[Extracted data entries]
···
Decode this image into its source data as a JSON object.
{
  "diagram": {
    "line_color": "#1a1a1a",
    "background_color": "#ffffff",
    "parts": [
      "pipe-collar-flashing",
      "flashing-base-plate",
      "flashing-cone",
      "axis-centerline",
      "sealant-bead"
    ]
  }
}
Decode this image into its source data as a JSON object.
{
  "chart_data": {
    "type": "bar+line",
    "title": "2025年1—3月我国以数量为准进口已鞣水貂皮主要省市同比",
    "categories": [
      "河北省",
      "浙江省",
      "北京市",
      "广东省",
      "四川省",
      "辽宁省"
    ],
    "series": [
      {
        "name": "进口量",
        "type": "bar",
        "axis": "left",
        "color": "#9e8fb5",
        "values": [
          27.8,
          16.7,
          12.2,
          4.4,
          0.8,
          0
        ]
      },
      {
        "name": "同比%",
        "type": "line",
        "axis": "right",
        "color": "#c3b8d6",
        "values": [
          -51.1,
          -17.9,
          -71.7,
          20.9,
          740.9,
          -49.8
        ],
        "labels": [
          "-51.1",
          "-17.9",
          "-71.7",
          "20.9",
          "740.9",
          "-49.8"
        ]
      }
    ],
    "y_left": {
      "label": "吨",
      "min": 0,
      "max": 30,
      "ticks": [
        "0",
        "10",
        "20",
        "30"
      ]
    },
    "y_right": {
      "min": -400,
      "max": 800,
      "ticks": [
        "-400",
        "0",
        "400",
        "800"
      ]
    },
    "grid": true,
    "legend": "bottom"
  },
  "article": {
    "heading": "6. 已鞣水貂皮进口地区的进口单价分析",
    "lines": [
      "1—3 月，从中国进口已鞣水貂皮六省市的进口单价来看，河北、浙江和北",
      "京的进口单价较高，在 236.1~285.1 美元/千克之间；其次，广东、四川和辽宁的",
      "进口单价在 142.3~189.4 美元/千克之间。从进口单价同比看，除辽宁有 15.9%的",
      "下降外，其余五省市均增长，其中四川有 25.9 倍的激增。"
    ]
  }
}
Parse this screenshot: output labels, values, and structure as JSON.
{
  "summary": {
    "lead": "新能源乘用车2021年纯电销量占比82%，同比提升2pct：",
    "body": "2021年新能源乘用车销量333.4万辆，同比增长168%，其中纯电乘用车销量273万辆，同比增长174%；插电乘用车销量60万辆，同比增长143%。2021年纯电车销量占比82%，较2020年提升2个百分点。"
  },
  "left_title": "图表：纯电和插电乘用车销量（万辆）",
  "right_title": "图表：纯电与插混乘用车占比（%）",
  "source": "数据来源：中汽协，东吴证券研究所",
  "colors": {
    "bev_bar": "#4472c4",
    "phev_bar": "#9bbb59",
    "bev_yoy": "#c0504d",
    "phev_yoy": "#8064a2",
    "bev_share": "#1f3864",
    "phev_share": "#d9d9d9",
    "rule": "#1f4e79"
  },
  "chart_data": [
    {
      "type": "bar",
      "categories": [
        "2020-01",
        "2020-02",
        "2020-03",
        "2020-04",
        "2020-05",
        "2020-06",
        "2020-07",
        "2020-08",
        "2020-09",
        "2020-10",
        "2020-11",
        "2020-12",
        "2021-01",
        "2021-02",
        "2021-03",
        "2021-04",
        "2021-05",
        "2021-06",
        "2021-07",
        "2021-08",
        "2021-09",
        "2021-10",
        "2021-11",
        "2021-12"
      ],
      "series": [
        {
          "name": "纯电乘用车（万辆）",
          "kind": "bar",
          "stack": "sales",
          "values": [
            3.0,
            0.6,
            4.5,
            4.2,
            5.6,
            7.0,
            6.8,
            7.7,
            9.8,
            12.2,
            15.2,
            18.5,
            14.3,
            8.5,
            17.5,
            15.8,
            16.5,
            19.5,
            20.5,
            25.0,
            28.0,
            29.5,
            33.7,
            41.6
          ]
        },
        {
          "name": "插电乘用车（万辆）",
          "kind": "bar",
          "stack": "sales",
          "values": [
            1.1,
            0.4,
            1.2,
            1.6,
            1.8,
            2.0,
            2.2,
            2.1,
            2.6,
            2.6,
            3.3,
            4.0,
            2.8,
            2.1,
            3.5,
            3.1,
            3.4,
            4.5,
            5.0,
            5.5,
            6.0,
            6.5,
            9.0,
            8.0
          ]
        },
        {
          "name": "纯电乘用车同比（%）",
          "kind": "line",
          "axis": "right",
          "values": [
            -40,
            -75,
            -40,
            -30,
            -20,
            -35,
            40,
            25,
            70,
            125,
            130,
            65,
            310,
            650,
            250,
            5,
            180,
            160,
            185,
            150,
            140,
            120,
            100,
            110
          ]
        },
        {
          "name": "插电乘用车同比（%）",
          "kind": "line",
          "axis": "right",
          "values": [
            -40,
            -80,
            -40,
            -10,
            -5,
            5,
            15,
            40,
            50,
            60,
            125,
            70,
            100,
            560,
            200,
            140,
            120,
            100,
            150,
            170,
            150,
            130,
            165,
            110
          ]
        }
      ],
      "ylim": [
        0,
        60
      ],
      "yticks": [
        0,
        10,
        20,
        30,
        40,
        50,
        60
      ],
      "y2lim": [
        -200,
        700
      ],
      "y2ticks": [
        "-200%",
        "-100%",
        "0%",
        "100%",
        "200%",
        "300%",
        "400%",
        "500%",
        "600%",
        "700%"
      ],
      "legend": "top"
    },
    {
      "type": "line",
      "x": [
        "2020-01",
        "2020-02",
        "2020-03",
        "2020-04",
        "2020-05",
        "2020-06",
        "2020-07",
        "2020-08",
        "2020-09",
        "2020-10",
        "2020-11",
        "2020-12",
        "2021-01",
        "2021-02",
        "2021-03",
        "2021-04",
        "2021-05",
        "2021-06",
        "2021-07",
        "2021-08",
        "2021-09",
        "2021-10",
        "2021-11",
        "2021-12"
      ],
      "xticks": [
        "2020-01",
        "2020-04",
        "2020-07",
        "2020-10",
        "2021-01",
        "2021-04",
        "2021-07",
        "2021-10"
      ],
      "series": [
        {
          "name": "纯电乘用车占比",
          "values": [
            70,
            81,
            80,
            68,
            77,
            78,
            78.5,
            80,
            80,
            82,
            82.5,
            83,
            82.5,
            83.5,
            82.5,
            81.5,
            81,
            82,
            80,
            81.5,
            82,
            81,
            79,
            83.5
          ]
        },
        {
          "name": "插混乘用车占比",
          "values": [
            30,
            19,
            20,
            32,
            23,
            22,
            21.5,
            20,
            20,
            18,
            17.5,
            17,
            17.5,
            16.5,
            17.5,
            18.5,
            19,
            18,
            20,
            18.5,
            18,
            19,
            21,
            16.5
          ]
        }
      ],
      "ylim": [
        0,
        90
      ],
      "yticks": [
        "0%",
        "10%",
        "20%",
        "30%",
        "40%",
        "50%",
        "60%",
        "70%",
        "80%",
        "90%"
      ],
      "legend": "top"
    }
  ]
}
···
All the data must be duplicated exactly, with nothing added or removed.

**Task output:**
Decode this image into its source data as a JSON object.
{
  "diagram": {
    "line_color": "#1a1a1a",
    "background_color": "#ffffff",
    "parts": [
      "pipe-collar-flashing",
      "flashing-base-plate",
      "flashing-cone",
      "axis-centerline",
      "sealant-bead"
    ]
  }
}
Decode this image into its source data as a JSON object.
{
  "chart_data": {
    "type": "bar+line",
    "title": "2025年1—3月我国以数量为准进口已鞣水貂皮主要省市同比",
    "categories": [
      "河北省",
      "浙江省",
      "北京市",
      "广东省",
      "四川省",
      "辽宁省"
    ],
    "series": [
      {
        "name": "进口量",
        "type": "bar",
        "axis": "left",
        "color": "#9e8fb5",
        "values": [
          27.8,
          16.7,
          12.2,
          4.4,
          0.8,
          0
        ]
      },
      {
        "name": "同比%",
        "type": "line",
        "axis": "right",
        "color": "#c3b8d6",
        "values": [
          -51.1,
          -17.9,
          -71.7,
          20.9,
          740.9,
          -49.8
        ],
        "labels": [
          "-51.1",
          "-17.9",
          "-71.7",
          "20.9",
          "740.9",
          "-49.8"
        ]
      }
    ],
    "y_left": {
      "label": "吨",
      "min": 0,
      "max": 30,
      "ticks": [
        "0",
        "10",
        "20",
        "30"
      ]
    },
    "y_right": {
      "min": -400,
      "max": 800,
      "ticks": [
        "-400",
        "0",
        "400",
        "800"
      ]
    },
    "grid": true,
    "legend": "bottom"
  },
  "article": {
    "heading": "6. 已鞣水貂皮进口地区的进口单价分析",
    "lines": [
      "1—3 月，从中国进口已鞣水貂皮六省市的进口单价来看，河北、浙江和北",
      "京的进口单价较高，在 236.1~285.1 美元/千克之间；其次，广东、四川和辽宁的",
      "进口单价在 142.3~189.4 美元/千克之间。从进口单价同比看，除辽宁有 15.9%的",
      "下降外，其余五省市均增长，其中四川有 25.9 倍的激增。"
    ]
  }
}
Parse this screenshot: output labels, values, and structure as JSON.
{
  "summary": {
    "lead": "新能源乘用车2021年纯电销量占比82%，同比提升2pct：",
    "body": "2021年新能源乘用车销量333.4万辆，同比增长168%，其中纯电乘用车销量273万辆，同比增长174%；插电乘用车销量60万辆，同比增长143%。2021年纯电车销量占比82%，较2020年提升2个百分点。"
  },
  "left_title": "图表：纯电和插电乘用车销量（万辆）",
  "right_title": "图表：纯电与插混乘用车占比（%）",
  "source": "数据来源：中汽协，东吴证券研究所",
  "colors": {
    "bev_bar": "#4472c4",
    "phev_bar": "#9bbb59",
    "bev_yoy": "#c0504d",
    "phev_yoy": "#8064a2",
    "bev_share": "#1f3864",
    "phev_share": "#d9d9d9",
    "rule": "#1f4e79"
  },
  "chart_data": [
    {
      "type": "bar",
      "categories": [
        "2020-01",
        "2020-02",
        "2020-03",
        "2020-04",
        "2020-05",
        "2020-06",
        "2020-07",
        "2020-08",
        "2020-09",
        "2020-10",
        "2020-11",
        "2020-12",
        "2021-01",
        "2021-02",
        "2021-03",
        "2021-04",
        "2021-05",
        "2021-06",
        "2021-07",
        "2021-08",
        "2021-09",
        "2021-10",
        "2021-11",
        "2021-12"
      ],
      "series": [
        {
          "name": "纯电乘用车（万辆）",
          "kind": "bar",
          "stack": "sales",
          "values": [
            3.0,
            0.6,
            4.5,
            4.2,
            5.6,
            7.0,
            6.8,
            7.7,
            9.8,
            12.2,
            15.2,
            18.5,
            14.3,
            8.5,
            17.5,
            15.8,
            16.5,
            19.5,
            20.5,
            25.0,
            28.0,
            29.5,
            33.7,
            41.6
          ]
        },
        {
          "name": "插电乘用车（万辆）",
          "kind": "bar",
          "stack": "sales",
          "values": [
            1.1,
            0.4,
            1.2,
            1.6,
            1.8,
            2.0,
            2.2,
            2.1,
            2.6,
            2.6,
            3.3,
            4.0,
            2.8,
            2.1,
            3.5,
            3.1,
            3.4,
            4.5,
            5.0,
            5.5,
            6.0,
            6.5,
            9.0,
            8.0
          ]
        },
        {
          "name": "纯电乘用车同比（%）",
          "kind": "line",
          "axis": "right",
          "values": [
            -40,
            -75,
            -40,
            -30,
            -20,
            -35,
            40,
            25,
            70,
            125,
            130,
            65,
            310,
            650,
            250,
            5,
            180,
            160,
            185,
            150,
            140,
            120,
            100,
            110
          ]
        },
        {
          "name": "插电乘用车同比（%）",
          "kind": "line",
          "axis": "right",
          "values": [
            -40,
            -80,
            -40,
            -10,
            -5,
            5,
            15,
            40,
            50,
            60,
            125,
            70,
            100,
            560,
            200,
            140,
            120,
            100,
            150,
            170,
            150,
            130,
            165,
            110
          ]
        }
      ],
      "ylim": [
        0,
        60
      ],
      "yticks": [
        0,
        10,
        20,
        30,
        40,
        50,
        60
      ],
      "y2lim": [
        -200,
        700
      ],
      "y2ticks": [
        "-200%",
        "-100%",
        "0%",
        "100%",
        "200%",
        "300%",
        "400%",
        "500%",
        "600%",
        "700%"
      ],
      "legend": "top"
    },
    {
      "type": "line",
      "x": [
        "2020-01",
        "2020-02",
        "2020-03",
        "2020-04",
        "2020-05",
        "2020-06",
        "2020-07",
        "2020-08",
        "2020-09",
        "2020-10",
        "2020-11",
        "2020-12",
        "2021-01",
        "2021-02",
        "2021-03",
        "2021-04",
        "2021-05",
        "2021-06",
        "2021-07",
        "2021-08",
        "2021-09",
        "2021-10",
        "2021-11",
        "2021-12"
      ],
      "xticks": [
        "2020-01",
        "2020-04",
        "2020-07",
        "2020-10",
        "2021-01",
        "2021-04",
        "2021-07",
        "2021-10"
      ],
      "series": [
        {
          "name": "纯电乘用车占比",
          "values": [
            70,
            81,
            80,
            68,
            77,
            78,
            78.5,
            80,
            80,
            82,
            82.5,
            83,
            82.5,
            83.5,
            82.5,
            81.5,
            81,
            82,
            80,
            81.5,
            82,
            81,
            79,
            83.5
          ]
        },
        {
          "name": "插混乘用车占比",
          "values": [
            30,
            19,
            20,
            32,
            23,
            22,
            21.5,
            20,
            20,
            18,
            17.5,
            17,
            17.5,
            16.5,
            17.5,
            18.5,
            19,
            18,
            20,
            18.5,
            18,
            19,
            21,
            16.5
          ]
        }
      ],
      "ylim": [
        0,
        90
      ],
      "yticks": [
        "0%",
        "10%",
        "20%",
        "30%",
        "40%",
        "50%",
        "60%",
        "70%",
        "80%",
        "90%"
      ],
      "legend": "top"
    }
  ]
}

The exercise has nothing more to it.